Your goal: Copy every line from the records below that holds the word "นทรล".

Dataset records:
--------

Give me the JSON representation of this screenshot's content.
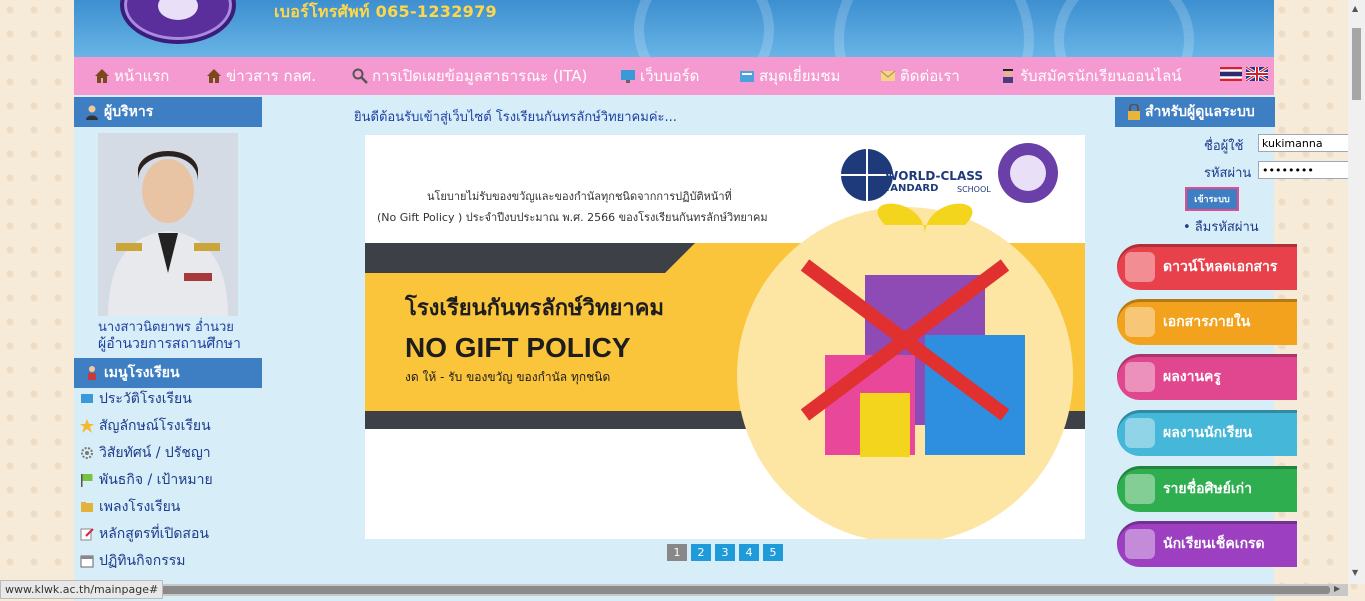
{
  "header": {
    "phone": "เบอร์โทรศัพท์ 065-1232979"
  },
  "nav": [
    {
      "label": "หน้าแรก",
      "icon": "home-icon"
    },
    {
      "label": "ข่าวสาร กลศ.",
      "icon": "home-icon"
    },
    {
      "label": "การเปิดเผยข้อมูลสาธารณะ (ITA)",
      "icon": "search-icon"
    },
    {
      "label": "เว็บบอร์ด",
      "icon": "monitor-icon"
    },
    {
      "label": "สมุดเยี่ยมชม",
      "icon": "book-icon"
    },
    {
      "label": "ติดต่อเรา",
      "icon": "mail-icon"
    },
    {
      "label": "รับสมัครนักเรียนออนไลน์",
      "icon": "student-icon"
    }
  ],
  "left": {
    "admin_title": "ผู้บริหาร",
    "admin_name": "นางสาวนิตยาพร อ่ำนวย",
    "admin_role": "ผู้อำนวยการสถานศึกษา",
    "menu_title": "เมนูโรงเรียน",
    "menu": [
      "ประวัติโรงเรียน",
      "สัญลักษณ์โรงเรียน",
      "วิสัยทัศน์ / ปรัชญา",
      "พันธกิจ / เป้าหมาย",
      "เพลงโรงเรียน",
      "หลักสูตรที่เปิดสอน",
      "ปฏิทินกิจกรรม"
    ]
  },
  "center": {
    "welcome": "ยินดีต้อนรับเข้าสู่เว็บไซต์ โรงเรียนกันทรลักษ์วิทยาคมค่ะ...",
    "banner": {
      "policy_line1": "นโยบายไม่รับของขวัญและของกำนัลทุกชนิดจากการปฏิบัติหน้าที่",
      "policy_line2": "(No Gift Policy ) ประจำปีงบประมาณ พ.ศ. 2566 ของโรงเรียนกันทรลักษ์วิทยาคม",
      "school": "โรงเรียนกันทรลักษ์วิทยาคม",
      "headline": "NO GIFT POLICY",
      "sub": "งด ให้ - รับ ของขวัญ ของกำนัล ทุกชนิด",
      "wc1": "WORLD-CLASS",
      "wc2": "STANDARD",
      "wc3": "SCHOOL"
    },
    "pages": [
      "1",
      "2",
      "3",
      "4",
      "5"
    ],
    "current_page": "1"
  },
  "login": {
    "title": "สำหรับผู้ดูแลระบบ",
    "user_label": "ชื่อผู้ใช้",
    "user_value": "kukimanna",
    "pass_label": "รหัสผ่าน",
    "pass_value": "••••••••",
    "button": "เข้าระบบ",
    "forgot": "• ลืมรหัสผ่าน"
  },
  "side_buttons": [
    {
      "label": "ดาวน์โหลดเอกสาร",
      "color": "#e8414b"
    },
    {
      "label": "เอกสารภายใน",
      "color": "#f2a21d"
    },
    {
      "label": "ผลงานครู",
      "color": "#e0478f"
    },
    {
      "label": "ผลงานนักเรียน",
      "color": "#45b7d8"
    },
    {
      "label": "รายชื่อศิษย์เก่า",
      "color": "#2fae4f"
    },
    {
      "label": "นักเรียนเช็คเกรด",
      "color": "#9c3fc0"
    }
  ],
  "status_url": "www.klwk.ac.th/mainpage#"
}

--------

Written solution:
    "welcome": "ยินดีต้อนรับเข้าสู่เว็บไซต์ โรงเรียนกันทรลักษ์วิทยาคมค่ะ...",
      "policy_line2": "(No Gift Policy ) ประจำปีงบประมาณ พ.ศ. 2566 ของโรงเรียนกันทรลักษ์วิทยาคม",
      "school": "โรงเรียนกันทรลักษ์วิทยาคม",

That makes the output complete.